> **Instruction**
Search the listing below for the string "นางสาว" and copy every line where it occurs.

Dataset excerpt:
»»

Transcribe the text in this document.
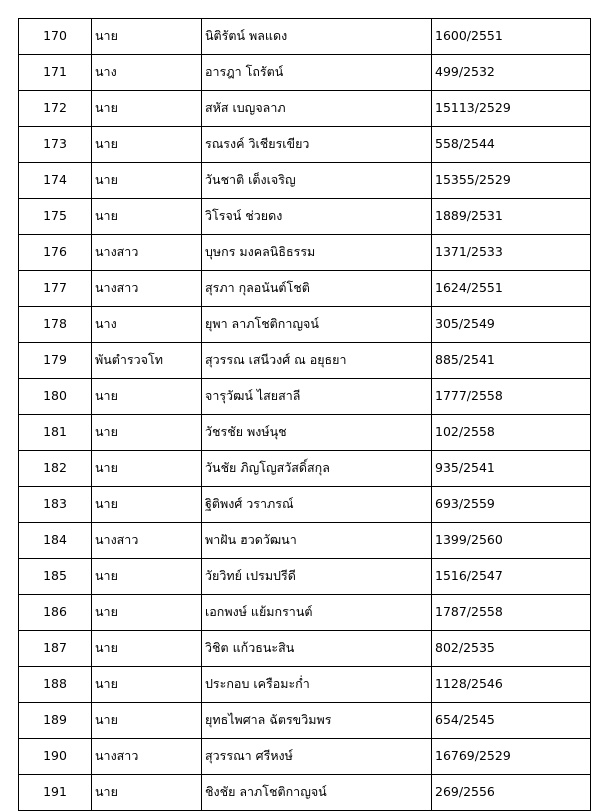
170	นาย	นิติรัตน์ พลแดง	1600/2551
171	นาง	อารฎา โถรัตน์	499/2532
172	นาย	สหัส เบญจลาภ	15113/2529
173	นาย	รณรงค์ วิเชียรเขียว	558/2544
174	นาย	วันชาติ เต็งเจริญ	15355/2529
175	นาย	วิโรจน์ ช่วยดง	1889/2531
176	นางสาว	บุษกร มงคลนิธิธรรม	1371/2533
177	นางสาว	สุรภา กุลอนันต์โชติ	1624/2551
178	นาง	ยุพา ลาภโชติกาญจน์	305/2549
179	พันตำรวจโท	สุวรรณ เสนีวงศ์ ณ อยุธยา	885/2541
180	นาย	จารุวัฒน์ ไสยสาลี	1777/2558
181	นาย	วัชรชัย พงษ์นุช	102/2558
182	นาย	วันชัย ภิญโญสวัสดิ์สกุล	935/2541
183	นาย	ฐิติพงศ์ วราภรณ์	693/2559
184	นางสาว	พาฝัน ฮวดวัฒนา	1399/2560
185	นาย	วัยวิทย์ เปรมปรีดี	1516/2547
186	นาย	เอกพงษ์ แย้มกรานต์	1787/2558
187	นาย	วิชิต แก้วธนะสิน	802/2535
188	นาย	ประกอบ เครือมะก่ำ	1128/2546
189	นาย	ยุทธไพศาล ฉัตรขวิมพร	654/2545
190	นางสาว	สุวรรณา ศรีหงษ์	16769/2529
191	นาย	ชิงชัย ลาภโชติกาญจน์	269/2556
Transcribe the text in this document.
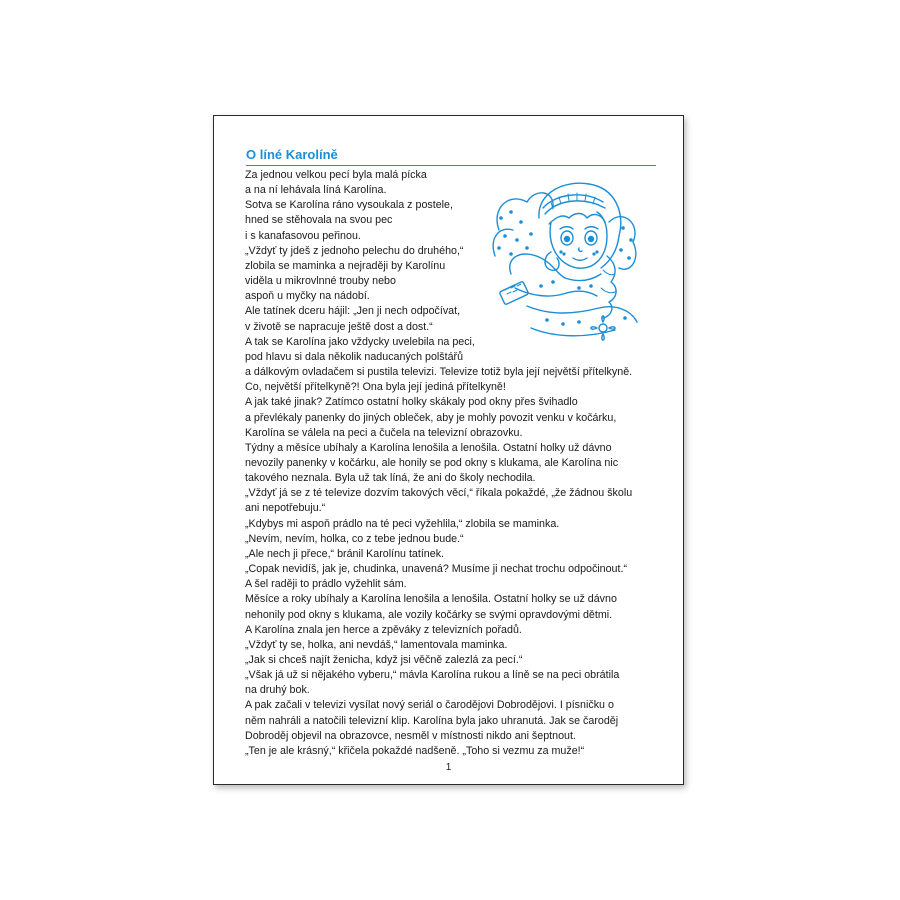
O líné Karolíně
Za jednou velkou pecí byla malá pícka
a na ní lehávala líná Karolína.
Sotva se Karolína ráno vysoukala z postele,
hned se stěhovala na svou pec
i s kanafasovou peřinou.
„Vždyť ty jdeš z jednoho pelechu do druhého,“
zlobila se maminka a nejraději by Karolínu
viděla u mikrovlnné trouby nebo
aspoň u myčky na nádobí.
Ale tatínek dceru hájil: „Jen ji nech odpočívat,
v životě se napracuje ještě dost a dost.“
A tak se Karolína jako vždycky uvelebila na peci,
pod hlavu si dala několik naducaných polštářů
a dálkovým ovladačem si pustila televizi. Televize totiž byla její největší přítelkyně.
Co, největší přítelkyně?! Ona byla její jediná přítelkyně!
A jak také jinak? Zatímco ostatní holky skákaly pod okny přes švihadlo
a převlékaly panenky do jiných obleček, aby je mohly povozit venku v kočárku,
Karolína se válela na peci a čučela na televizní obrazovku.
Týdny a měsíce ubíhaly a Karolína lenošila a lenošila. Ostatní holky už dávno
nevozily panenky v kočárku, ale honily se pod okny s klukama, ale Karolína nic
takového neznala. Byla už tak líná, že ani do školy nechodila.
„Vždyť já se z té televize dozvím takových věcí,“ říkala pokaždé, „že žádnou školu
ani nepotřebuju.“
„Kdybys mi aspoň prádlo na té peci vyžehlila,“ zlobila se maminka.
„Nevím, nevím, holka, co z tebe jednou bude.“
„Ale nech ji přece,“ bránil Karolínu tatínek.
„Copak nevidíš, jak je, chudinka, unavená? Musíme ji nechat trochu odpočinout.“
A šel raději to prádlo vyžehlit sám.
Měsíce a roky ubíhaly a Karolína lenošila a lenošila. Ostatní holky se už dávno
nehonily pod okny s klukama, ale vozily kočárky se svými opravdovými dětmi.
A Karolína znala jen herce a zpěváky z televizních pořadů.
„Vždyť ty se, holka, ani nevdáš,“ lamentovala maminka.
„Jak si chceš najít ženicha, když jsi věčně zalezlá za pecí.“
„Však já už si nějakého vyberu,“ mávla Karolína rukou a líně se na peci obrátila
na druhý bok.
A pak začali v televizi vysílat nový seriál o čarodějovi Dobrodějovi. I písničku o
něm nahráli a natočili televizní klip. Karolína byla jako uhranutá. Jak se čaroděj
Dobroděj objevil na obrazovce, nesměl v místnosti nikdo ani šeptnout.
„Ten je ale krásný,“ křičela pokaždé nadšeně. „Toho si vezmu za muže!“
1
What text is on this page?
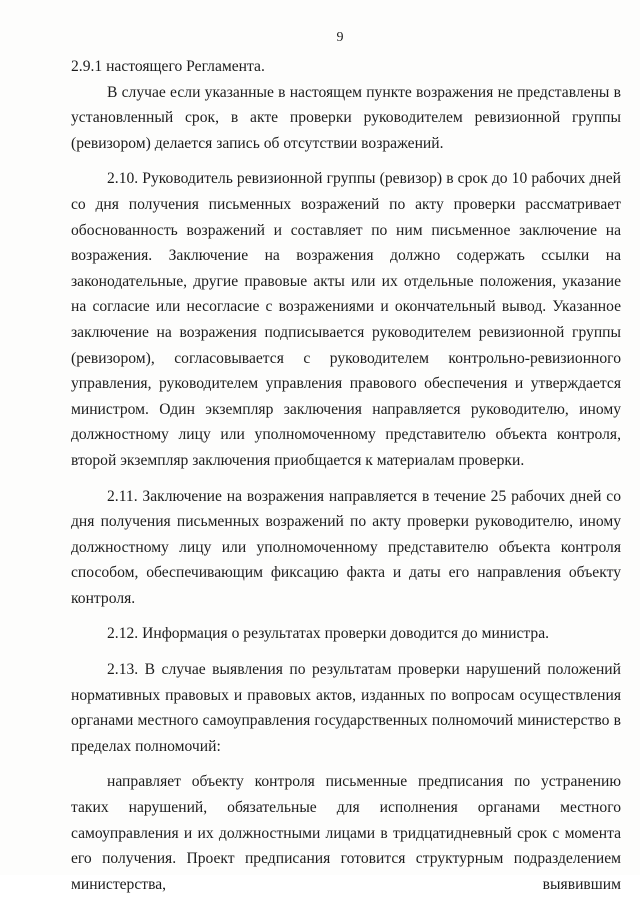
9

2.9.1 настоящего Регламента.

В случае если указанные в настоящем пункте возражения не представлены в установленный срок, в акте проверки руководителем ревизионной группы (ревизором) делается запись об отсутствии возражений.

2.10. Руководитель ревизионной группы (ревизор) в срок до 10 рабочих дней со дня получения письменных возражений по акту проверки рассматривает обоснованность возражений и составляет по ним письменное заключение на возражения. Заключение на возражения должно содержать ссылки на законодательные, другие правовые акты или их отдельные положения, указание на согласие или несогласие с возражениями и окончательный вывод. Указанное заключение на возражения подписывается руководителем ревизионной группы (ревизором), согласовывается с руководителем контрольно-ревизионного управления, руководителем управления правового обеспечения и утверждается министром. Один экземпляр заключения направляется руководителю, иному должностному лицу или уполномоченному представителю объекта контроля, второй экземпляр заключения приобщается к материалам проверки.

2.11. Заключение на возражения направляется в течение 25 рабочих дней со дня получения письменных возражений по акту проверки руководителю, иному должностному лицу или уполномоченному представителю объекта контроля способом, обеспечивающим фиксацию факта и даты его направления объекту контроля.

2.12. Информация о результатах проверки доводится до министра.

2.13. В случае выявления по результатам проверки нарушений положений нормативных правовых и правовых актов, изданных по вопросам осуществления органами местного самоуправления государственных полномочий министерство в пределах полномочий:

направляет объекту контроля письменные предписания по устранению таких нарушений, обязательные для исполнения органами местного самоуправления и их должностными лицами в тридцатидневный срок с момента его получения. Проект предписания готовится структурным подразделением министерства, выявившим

««
»»

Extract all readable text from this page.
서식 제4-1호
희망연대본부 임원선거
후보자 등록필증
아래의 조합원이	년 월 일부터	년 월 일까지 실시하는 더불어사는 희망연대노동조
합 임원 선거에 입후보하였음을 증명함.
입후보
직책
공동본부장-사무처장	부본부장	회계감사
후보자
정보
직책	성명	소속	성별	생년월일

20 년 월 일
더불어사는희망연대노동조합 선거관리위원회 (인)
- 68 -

««
»»

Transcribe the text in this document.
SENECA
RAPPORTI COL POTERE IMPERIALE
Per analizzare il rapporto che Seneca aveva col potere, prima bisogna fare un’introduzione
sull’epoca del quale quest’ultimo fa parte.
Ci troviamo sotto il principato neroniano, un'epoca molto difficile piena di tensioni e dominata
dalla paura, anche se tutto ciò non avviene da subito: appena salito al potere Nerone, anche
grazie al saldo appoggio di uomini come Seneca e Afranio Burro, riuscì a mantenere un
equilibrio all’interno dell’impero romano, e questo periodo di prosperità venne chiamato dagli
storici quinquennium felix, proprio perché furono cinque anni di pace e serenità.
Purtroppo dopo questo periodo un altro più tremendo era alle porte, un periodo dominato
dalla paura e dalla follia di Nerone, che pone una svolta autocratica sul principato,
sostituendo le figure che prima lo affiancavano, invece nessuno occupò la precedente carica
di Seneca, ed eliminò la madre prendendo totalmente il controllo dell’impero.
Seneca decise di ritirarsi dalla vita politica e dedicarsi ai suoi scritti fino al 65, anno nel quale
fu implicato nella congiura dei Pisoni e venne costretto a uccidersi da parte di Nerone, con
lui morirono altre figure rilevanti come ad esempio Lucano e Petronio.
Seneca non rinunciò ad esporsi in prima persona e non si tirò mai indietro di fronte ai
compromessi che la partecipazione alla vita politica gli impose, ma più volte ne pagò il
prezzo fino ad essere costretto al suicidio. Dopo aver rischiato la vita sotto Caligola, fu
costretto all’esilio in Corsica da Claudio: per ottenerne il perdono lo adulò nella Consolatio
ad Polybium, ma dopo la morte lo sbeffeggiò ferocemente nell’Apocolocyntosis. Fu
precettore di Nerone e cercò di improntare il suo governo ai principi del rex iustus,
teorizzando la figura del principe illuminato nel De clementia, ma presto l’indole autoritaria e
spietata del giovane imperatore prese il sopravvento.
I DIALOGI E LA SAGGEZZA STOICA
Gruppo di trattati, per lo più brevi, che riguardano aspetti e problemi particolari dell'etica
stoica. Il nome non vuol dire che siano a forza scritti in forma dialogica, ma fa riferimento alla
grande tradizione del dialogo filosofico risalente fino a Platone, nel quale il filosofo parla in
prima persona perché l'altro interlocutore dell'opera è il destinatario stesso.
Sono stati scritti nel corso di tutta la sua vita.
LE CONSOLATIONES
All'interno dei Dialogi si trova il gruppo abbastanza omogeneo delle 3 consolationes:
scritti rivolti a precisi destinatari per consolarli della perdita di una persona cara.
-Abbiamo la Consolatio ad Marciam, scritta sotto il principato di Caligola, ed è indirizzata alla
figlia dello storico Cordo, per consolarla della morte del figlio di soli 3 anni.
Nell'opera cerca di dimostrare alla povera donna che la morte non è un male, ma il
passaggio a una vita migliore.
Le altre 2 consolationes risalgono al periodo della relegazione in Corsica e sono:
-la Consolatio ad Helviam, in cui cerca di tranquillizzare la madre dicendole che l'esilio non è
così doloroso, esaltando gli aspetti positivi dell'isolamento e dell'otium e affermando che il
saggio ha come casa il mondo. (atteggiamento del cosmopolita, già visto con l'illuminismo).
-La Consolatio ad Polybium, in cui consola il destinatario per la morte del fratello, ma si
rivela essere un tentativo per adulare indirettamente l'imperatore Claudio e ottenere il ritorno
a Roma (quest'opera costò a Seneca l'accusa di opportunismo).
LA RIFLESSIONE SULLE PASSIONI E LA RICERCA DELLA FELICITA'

««

> **Answer below**
176	นางสาว	บุษกร มงคลนิธิธรรม	1371/2533
177	นางสาว	สุรภา กุลอนันต์โชติ	1624/2551
184	นางสาว	พาฝัน ฮวดวัฒนา	1399/2560
190	นางสาว	สุวรรณา ศรีหงษ์	16769/2529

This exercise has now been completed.